— Start of AVAILABLE DATA —
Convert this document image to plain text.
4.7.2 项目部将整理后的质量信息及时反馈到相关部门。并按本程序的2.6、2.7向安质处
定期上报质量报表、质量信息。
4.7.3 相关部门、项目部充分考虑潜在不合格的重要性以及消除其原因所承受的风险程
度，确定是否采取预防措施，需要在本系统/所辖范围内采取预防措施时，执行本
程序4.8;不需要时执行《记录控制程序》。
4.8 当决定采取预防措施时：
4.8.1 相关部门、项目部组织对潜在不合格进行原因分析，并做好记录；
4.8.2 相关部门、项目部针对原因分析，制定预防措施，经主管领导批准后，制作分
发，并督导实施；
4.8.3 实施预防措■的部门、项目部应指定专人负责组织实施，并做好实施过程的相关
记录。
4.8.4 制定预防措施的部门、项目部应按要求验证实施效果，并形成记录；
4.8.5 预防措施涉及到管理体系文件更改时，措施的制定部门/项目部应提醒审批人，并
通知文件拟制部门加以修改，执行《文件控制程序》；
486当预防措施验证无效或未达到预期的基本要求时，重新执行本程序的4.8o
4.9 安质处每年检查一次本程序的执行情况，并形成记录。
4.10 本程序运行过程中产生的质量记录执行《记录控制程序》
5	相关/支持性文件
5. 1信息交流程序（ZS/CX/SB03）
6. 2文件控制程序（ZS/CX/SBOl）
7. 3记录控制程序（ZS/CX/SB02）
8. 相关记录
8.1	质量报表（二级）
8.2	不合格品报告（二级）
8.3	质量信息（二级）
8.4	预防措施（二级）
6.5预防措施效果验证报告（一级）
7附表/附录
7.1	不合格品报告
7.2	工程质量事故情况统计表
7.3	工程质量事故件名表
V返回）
— End of AVAILABLE DATA —
## PROBLEM DETAILS
Copy every line exactly. Leave nothing out.

## FINISHED ANSWER
Convert this document image to plain text.
4.7.2 项目部将整理后的质量信息及时反馈到相关部门。并按本程序的2.6、2.7向安质处
定期上报质量报表、质量信息。
4.7.3 相关部门、项目部充分考虑潜在不合格的重要性以及消除其原因所承受的风险程
度，确定是否采取预防措施，需要在本系统/所辖范围内采取预防措施时，执行本
程序4.8;不需要时执行《记录控制程序》。
4.8 当决定采取预防措施时：
4.8.1 相关部门、项目部组织对潜在不合格进行原因分析，并做好记录；
4.8.2 相关部门、项目部针对原因分析，制定预防措施，经主管领导批准后，制作分
发，并督导实施；
4.8.3 实施预防措■的部门、项目部应指定专人负责组织实施，并做好实施过程的相关
记录。
4.8.4 制定预防措施的部门、项目部应按要求验证实施效果，并形成记录；
4.8.5 预防措施涉及到管理体系文件更改时，措施的制定部门/项目部应提醒审批人，并
通知文件拟制部门加以修改，执行《文件控制程序》；
486当预防措施验证无效或未达到预期的基本要求时，重新执行本程序的4.8o
4.9 安质处每年检查一次本程序的执行情况，并形成记录。
4.10 本程序运行过程中产生的质量记录执行《记录控制程序》
5	相关/支持性文件
5. 1信息交流程序（ZS/CX/SB03）
6. 2文件控制程序（ZS/CX/SBOl）
7. 3记录控制程序（ZS/CX/SB02）
8. 相关记录
8.1	质量报表（二级）
8.2	不合格品报告（二级）
8.3	质量信息（二级）
8.4	预防措施（二级）
6.5预防措施效果验证报告（一级）
7附表/附录
7.1	不合格品报告
7.2	工程质量事故情况统计表
7.3	工程质量事故件名表
V返回）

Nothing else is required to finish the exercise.